▶ What this task involves
Take every line where the string "Aparatos" appears and copy it.

▶ Source records
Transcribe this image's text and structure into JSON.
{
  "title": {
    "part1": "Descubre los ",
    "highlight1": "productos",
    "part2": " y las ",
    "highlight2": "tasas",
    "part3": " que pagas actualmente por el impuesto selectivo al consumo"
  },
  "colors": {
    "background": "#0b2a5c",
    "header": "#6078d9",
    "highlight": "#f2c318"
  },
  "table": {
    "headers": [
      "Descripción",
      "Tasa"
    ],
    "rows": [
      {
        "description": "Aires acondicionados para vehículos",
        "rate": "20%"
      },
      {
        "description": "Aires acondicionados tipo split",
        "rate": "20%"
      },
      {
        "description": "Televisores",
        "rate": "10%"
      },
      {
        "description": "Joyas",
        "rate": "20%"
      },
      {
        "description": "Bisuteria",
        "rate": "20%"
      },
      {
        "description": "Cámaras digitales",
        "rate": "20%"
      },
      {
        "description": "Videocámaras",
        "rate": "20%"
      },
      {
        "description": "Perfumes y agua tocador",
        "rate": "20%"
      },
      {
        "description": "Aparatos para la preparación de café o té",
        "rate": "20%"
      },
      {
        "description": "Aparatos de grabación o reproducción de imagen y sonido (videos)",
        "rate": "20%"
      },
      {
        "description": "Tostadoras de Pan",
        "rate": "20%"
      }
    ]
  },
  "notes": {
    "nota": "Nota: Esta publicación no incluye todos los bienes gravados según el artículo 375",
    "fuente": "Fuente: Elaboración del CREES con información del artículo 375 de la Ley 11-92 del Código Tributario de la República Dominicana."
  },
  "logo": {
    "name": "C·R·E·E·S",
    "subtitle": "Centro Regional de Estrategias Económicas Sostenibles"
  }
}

▶ Solution below
        "description": "Aparatos para la preparación de café o té",
        "description": "Aparatos de grabación o reproducción de imagen y sonido (videos)",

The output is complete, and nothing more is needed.